[start of Data supplied]

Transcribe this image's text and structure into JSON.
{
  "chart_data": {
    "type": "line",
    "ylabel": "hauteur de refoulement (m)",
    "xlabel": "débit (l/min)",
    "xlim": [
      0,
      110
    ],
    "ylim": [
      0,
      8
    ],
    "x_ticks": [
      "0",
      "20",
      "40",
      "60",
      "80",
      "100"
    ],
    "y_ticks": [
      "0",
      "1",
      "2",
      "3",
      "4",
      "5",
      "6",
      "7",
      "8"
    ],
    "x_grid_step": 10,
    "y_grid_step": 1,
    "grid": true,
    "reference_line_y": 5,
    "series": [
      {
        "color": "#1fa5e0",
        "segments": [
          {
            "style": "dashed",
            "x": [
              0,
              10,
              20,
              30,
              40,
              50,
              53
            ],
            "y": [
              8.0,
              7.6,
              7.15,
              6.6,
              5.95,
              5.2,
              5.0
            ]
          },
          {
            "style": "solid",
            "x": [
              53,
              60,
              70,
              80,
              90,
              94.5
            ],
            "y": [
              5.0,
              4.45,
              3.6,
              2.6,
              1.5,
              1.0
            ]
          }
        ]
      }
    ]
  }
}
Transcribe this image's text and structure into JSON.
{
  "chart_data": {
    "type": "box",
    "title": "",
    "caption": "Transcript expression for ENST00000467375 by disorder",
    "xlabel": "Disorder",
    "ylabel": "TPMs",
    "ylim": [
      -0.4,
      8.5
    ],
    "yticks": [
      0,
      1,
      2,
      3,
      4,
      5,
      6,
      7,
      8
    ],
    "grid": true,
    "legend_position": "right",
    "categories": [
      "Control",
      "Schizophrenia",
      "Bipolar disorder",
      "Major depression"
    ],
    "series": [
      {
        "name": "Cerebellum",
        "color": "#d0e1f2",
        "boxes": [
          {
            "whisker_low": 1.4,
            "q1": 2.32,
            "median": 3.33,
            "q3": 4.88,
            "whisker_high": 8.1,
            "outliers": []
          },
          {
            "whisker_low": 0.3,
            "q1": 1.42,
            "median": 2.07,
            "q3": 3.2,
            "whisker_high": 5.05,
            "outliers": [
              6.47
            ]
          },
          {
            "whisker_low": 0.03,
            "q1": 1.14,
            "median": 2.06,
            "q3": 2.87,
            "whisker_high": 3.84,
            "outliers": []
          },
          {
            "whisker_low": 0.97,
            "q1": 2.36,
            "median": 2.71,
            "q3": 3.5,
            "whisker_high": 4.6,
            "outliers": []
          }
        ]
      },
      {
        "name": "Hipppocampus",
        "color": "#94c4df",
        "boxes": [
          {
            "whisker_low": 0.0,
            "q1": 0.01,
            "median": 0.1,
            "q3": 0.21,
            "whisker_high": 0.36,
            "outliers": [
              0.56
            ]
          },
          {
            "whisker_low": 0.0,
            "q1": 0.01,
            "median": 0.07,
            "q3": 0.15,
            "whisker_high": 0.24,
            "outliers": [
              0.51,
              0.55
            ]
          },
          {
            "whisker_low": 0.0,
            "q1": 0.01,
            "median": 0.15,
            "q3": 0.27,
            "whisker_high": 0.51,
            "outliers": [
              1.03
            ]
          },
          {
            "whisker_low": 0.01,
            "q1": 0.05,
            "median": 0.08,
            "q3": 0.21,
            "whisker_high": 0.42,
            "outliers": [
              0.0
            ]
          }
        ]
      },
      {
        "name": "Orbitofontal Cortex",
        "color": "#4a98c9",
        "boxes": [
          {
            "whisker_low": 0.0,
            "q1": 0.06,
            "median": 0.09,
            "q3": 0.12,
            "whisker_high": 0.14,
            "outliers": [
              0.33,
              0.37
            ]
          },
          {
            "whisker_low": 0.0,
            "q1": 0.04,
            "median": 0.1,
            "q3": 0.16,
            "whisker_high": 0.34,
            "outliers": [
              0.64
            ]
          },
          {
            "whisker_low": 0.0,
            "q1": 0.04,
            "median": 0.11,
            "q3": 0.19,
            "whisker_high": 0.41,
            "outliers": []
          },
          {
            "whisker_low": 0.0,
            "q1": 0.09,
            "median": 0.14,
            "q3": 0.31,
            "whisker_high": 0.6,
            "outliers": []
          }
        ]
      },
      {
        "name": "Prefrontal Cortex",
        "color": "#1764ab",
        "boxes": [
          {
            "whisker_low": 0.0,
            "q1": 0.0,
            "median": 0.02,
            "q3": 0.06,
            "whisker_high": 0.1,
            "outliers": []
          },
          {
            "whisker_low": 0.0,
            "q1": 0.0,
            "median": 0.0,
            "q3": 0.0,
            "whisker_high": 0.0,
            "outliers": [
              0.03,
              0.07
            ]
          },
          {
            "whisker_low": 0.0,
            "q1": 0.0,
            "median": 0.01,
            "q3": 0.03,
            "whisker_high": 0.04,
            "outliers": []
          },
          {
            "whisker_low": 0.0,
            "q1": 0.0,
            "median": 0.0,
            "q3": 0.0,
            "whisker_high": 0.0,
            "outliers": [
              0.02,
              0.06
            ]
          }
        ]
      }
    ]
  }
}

[end of Data supplied]
[start of Data supplied]

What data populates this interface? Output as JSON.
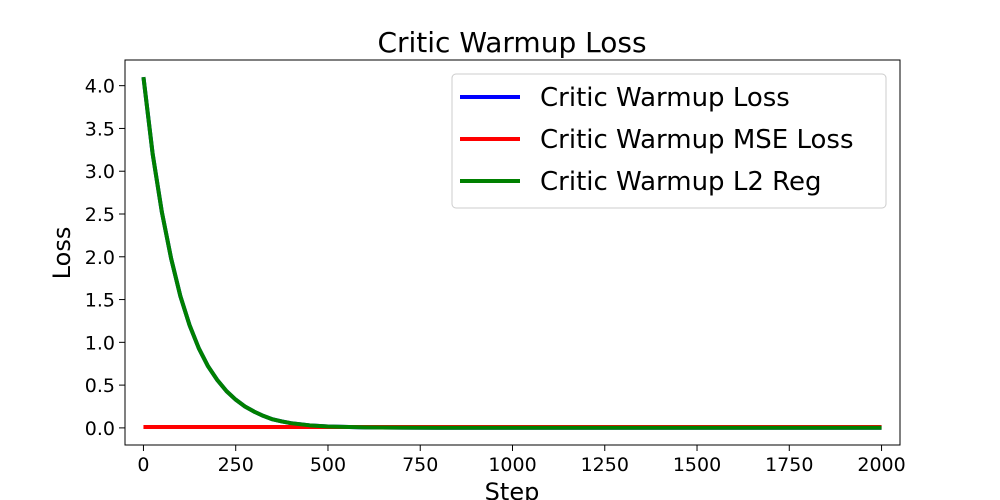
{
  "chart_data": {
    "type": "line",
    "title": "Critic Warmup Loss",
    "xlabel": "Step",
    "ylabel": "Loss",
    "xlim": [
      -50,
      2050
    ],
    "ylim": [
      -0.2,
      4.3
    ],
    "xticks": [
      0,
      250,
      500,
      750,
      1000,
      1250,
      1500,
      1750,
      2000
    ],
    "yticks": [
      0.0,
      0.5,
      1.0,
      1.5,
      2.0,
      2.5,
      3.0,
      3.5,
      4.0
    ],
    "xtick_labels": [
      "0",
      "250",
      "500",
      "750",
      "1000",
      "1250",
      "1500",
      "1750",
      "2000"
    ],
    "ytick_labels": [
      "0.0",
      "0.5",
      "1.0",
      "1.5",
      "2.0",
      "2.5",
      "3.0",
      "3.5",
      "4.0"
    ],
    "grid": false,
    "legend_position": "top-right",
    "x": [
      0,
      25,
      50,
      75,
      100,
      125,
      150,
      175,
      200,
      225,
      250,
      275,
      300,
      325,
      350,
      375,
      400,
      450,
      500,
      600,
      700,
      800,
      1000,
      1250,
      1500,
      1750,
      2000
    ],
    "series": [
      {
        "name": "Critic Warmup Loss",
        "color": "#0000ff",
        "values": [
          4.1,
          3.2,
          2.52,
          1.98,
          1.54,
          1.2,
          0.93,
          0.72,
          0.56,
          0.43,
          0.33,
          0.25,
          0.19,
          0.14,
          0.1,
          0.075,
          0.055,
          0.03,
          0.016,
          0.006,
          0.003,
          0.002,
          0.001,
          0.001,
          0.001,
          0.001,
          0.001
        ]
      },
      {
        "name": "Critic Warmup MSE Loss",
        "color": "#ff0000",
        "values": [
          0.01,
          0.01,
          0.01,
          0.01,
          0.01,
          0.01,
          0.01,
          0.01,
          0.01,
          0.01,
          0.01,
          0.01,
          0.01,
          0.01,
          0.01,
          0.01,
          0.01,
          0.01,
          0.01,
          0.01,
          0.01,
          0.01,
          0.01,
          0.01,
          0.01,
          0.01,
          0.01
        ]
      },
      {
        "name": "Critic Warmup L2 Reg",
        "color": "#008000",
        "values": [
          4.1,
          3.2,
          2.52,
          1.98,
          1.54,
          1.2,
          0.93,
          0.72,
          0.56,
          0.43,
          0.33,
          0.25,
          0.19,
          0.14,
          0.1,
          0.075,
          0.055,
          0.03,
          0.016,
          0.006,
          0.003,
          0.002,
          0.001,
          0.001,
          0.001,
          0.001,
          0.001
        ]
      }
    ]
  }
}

[end of Data supplied]

■ Exercise
Of the lines in this listing, report how many contain the string "color", and give the number only.

■ Answer below
8